Luther livra à tout le monde les livres sacrés, de telle sorte qu’ils finirent par tomber entre les mains des philologues, c’est-à-dire des destructeurs de toute croyance qui repose sur des livres[1].
Lors d’une soirée organisée par un professeur allemand invité à la University of Chicago, un jeune Américain étudiant les lettres et la philosophie au Committee on Social Thought s’étonne d’apprendre que ses hôtes ne regardent jamais la télévision : « You guys don’t watch tv!? How do you know how to behave? » De cette remarque à demi sérieuse et des rires qui l’accueillirent, je dégage trois enseignements sur l’état de la culture. D’abord, les livres n’apparaissent plus, même dans l’opinion de la tranche la plus éduquée de la population nord-américaine, comme le principal moyen de parvenir à un degré supérieur de civilité, à tel point qu’on peut constater avec perplexité qu’un homme consacrant sa vie à l’étude des livres ne soit pas, contre toute apparence, le barbare qu’on eût pu imaginer. Ensuite, la télévision semble avoir remplacé le livre dans cette fonction qu’on lui attribuait jadis, car c’est à elle qu’est confiée la difficile tâche d’éduquer les âmes, de les polir afin de les rendre propres à la vie en société. Enfin, et malgré ces deux premières assertions, il existe encore des individus qui préfèrent le livre à la télévision, soit en choisissant d’ignorer totalement les ondes hertziennes, soit en établissant une hiérarchie en vertu de laquelle les heures de la quiétude la plus chère, du plus précieux loisir sont consacrées à la lecture. Car n’oublions pas que l’Américain railleur a, malgré son commentaire faussement désobligeant, choisi de faire des études doctorales dans un département qu’on présente comme étant la Mecque du texte classique, le paradis des great books plutôt qu’au sein d’un programme axé sur l’analyse des nouveaux médias. Ce paradoxe ne recèle-t-il pas une vérité en regard de la manière dont la lecture est envisagée dans le milieu universitaire ?

_ _ _ _ _ _ _

> [CONSIGNE A]
Transcrivez fidèlement le passage de l'extrait qui s'ouvre sur les mots contenant « Luther livra à » et se termine par « sur des livres[1]. ».
Les entrées qui suivent n'ont aucun rapport avec l'extrait.

_ _ _ _ _ _ _

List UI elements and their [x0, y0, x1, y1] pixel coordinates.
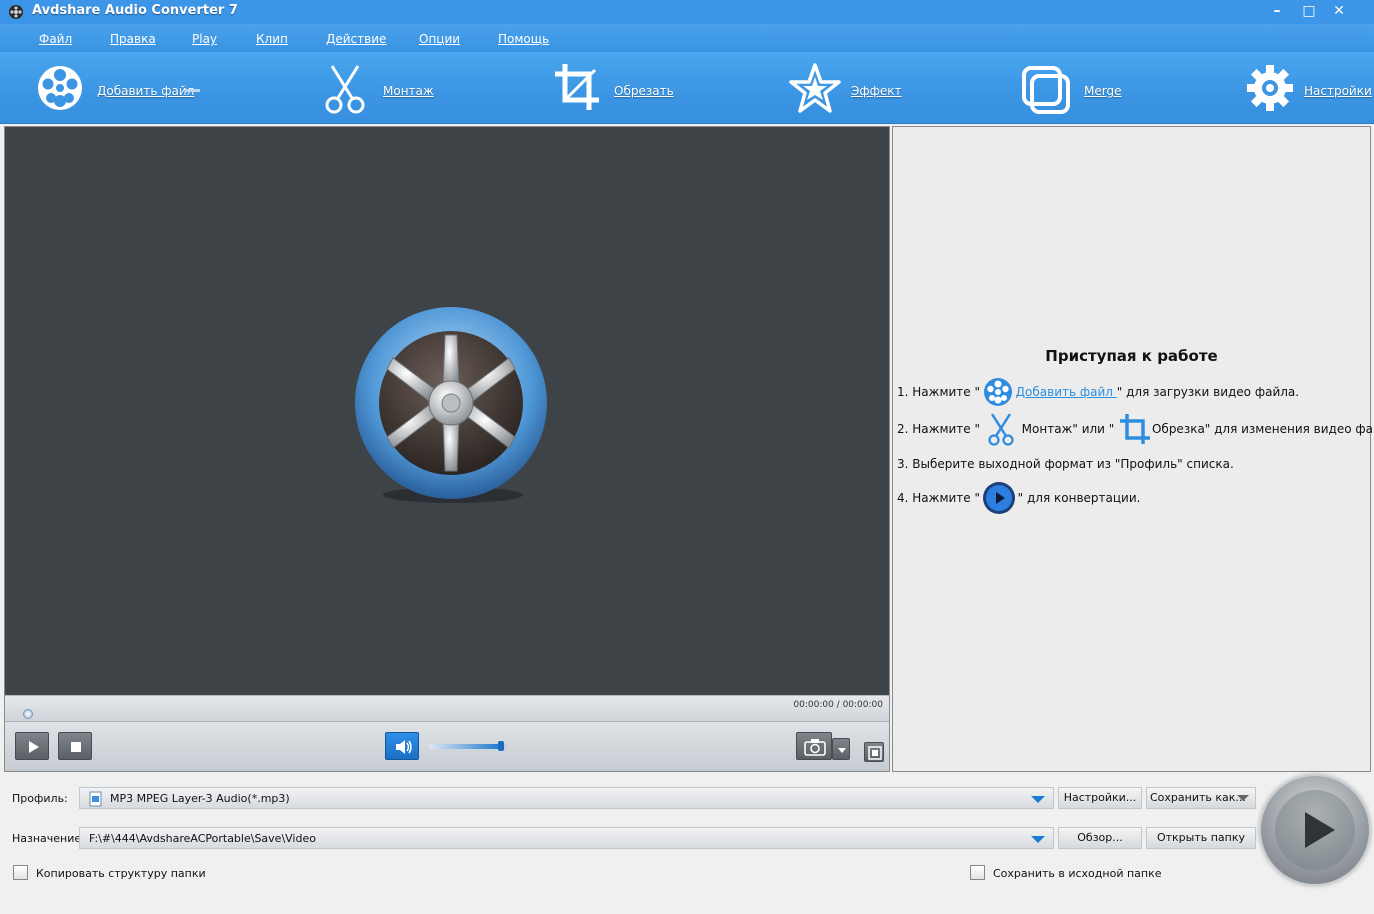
play-icon: [1275, 790, 1355, 870]
fullscreen-button[interactable]: [864, 742, 884, 762]
edit-label: Монтаж: [383, 84, 434, 98]
crop-button[interactable]: Обрезать: [553, 62, 674, 116]
settings-label: Настройки: [1304, 84, 1372, 98]
close-button[interactable]: ✕: [1324, 1, 1354, 21]
copy-structure-label: Копировать структуру папки: [36, 867, 206, 880]
step4-prefix: 4. Нажмите ": [897, 491, 981, 505]
add-file-link[interactable]: Добавить файл: [1016, 385, 1117, 399]
play-button[interactable]: [15, 732, 49, 760]
destination-label: Назначение:: [12, 832, 85, 845]
convert-button[interactable]: [1259, 774, 1371, 886]
title-bar: Avdshare Audio Converter 7 – □ ✕: [0, 0, 1374, 24]
open-folder-button[interactable]: Открыть папку: [1146, 827, 1256, 849]
film-reel-icon: [38, 66, 82, 110]
snapshot-button[interactable]: [796, 732, 832, 760]
seek-handle[interactable]: [23, 709, 33, 719]
guide-step-4: 4. Нажмите " " для конвертации.: [897, 481, 1141, 514]
menu-file[interactable]: Файл: [39, 32, 72, 46]
step1-suffix: " для загрузки видео файла.: [1116, 385, 1300, 399]
save-in-source-label: Сохранить в исходной папке: [993, 867, 1162, 880]
save-in-source-checkbox[interactable]: [970, 865, 985, 880]
seek-bar[interactable]: 00:00:00 / 00:00:00: [5, 695, 889, 721]
volume-slider[interactable]: [429, 744, 507, 749]
step2-suffix: Обрезка" для изменения видео файла.: [1151, 422, 1374, 436]
gear-icon: [1247, 65, 1293, 111]
maximize-button[interactable]: □: [1294, 1, 1324, 21]
merge-button[interactable]: Merge: [1022, 62, 1122, 116]
getting-started-panel: Приступая к работе 1. Нажмите " Добавить…: [892, 126, 1374, 772]
crop-icon: [555, 64, 599, 110]
video-preview: 00:00:00 / 00:00:00: [4, 126, 890, 772]
step2-middle: Монтаж" или ": [1021, 422, 1115, 436]
menu-play[interactable]: Play: [192, 32, 217, 46]
add-file-label: Добавить файл: [97, 84, 195, 98]
menu-options[interactable]: Опции: [419, 32, 460, 46]
destination-select[interactable]: F:\#\444\AvdshareACPortable\Save\Video: [79, 827, 1054, 849]
step4-suffix: " для конвертации.: [1017, 491, 1141, 505]
add-file-button[interactable]: Добавить файл: [36, 62, 206, 116]
window-title: Avdshare Audio Converter 7: [32, 3, 238, 18]
menu-action[interactable]: Действие: [326, 32, 386, 46]
profile-value: MP3 MPEG Layer-3 Audio(*.mp3): [110, 792, 290, 805]
crop-icon: [1120, 413, 1151, 444]
effect-label: Эффект: [851, 84, 902, 98]
browse-button[interactable]: Обзор...: [1058, 827, 1142, 849]
scissors-icon: [988, 412, 1014, 446]
settings-button[interactable]: Настройки: [1246, 62, 1372, 116]
merge-icon: [1022, 66, 1070, 114]
copy-structure-checkbox[interactable]: [13, 865, 28, 880]
save-as-label: Сохранить как...: [1150, 791, 1246, 804]
chevron-down-icon: [1031, 796, 1045, 803]
profile-label: Профиль:: [12, 792, 68, 805]
edit-button[interactable]: Монтаж: [322, 62, 434, 116]
profile-settings-button[interactable]: Настройки...: [1058, 787, 1142, 809]
menu-edit[interactable]: Правка: [110, 32, 156, 46]
step1-prefix: 1. Нажмите ": [897, 385, 981, 399]
dropdown-arrow-icon: [1237, 795, 1249, 801]
volume-button[interactable]: [385, 732, 419, 760]
menu-help[interactable]: Помощь: [498, 32, 549, 46]
profile-select[interactable]: MP3 MPEG Layer-3 Audio(*.mp3): [79, 787, 1054, 809]
output-settings: Профиль: MP3 MPEG Layer-3 Audio(*.mp3) Н…: [0, 774, 1374, 914]
guide-step-1: 1. Нажмите " Добавить файл " для загрузк…: [897, 377, 1300, 406]
chevron-down-icon: [1031, 836, 1045, 843]
scissors-icon: [325, 65, 365, 114]
menu-clip[interactable]: Клип: [256, 32, 288, 46]
merge-label: Merge: [1084, 84, 1122, 98]
time-display: 00:00:00 / 00:00:00: [793, 700, 883, 710]
converter-logo-icon: [355, 307, 547, 503]
dropdown-arrow-icon[interactable]: [186, 89, 200, 92]
convert-play-icon: [982, 481, 1015, 514]
menu-bar: Файл Правка Play Клип Действие Опции Пом…: [0, 24, 1374, 52]
audio-file-icon: [89, 791, 102, 807]
save-as-button[interactable]: Сохранить как...: [1146, 787, 1256, 809]
guide-title: Приступая к работе: [1045, 347, 1218, 365]
effect-button[interactable]: Эффект: [788, 62, 903, 116]
snapshot-dropdown[interactable]: [832, 738, 850, 760]
app-logo-icon: [9, 5, 23, 19]
chevron-down-icon: [838, 748, 846, 753]
step2-prefix: 2. Нажмите ": [897, 422, 981, 436]
crop-label: Обрезать: [614, 84, 674, 98]
stop-button[interactable]: [58, 732, 92, 760]
destination-value: F:\#\444\AvdshareACPortable\Save\Video: [89, 832, 316, 845]
speaker-icon: [396, 740, 412, 754]
player-controls: [5, 721, 889, 771]
camera-icon: [804, 739, 826, 756]
stop-icon: [71, 742, 81, 752]
fullscreen-icon: [868, 746, 882, 760]
volume-handle[interactable]: [497, 741, 504, 751]
play-icon: [29, 741, 39, 753]
star-icon: [789, 63, 841, 113]
guide-step-3: 3. Выберите выходной формат из "Профиль"…: [897, 457, 1234, 471]
guide-step-2: 2. Нажмите " Монтаж" или " Обрезка" для …: [897, 412, 1374, 446]
toolbar: Добавить файл Монтаж Обрезать Эффект Mer…: [0, 52, 1374, 124]
minimize-button[interactable]: –: [1262, 1, 1292, 21]
film-reel-icon: [983, 377, 1012, 406]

_ _ _ _ _ _ _

> [CONSIGNE B]
Relevez chacune des lignes des entrées où figure la chaîne « edit ».

> [CORRIGÉ A]
Luther livra à tout le monde les livres sacrés, de telle sorte qu’ils finirent par tomber entre les mains des philologues, c’est-à-dire des destructeurs de toute croyance qui repose sur des livres[1].

> [CORRIGÉ B]
edit-label: Монтаж: [383, 84, 434, 98]
edit-button[interactable]: Монтаж: [322, 62, 434, 116]
menu-edit[interactable]: Правка: [110, 32, 156, 46]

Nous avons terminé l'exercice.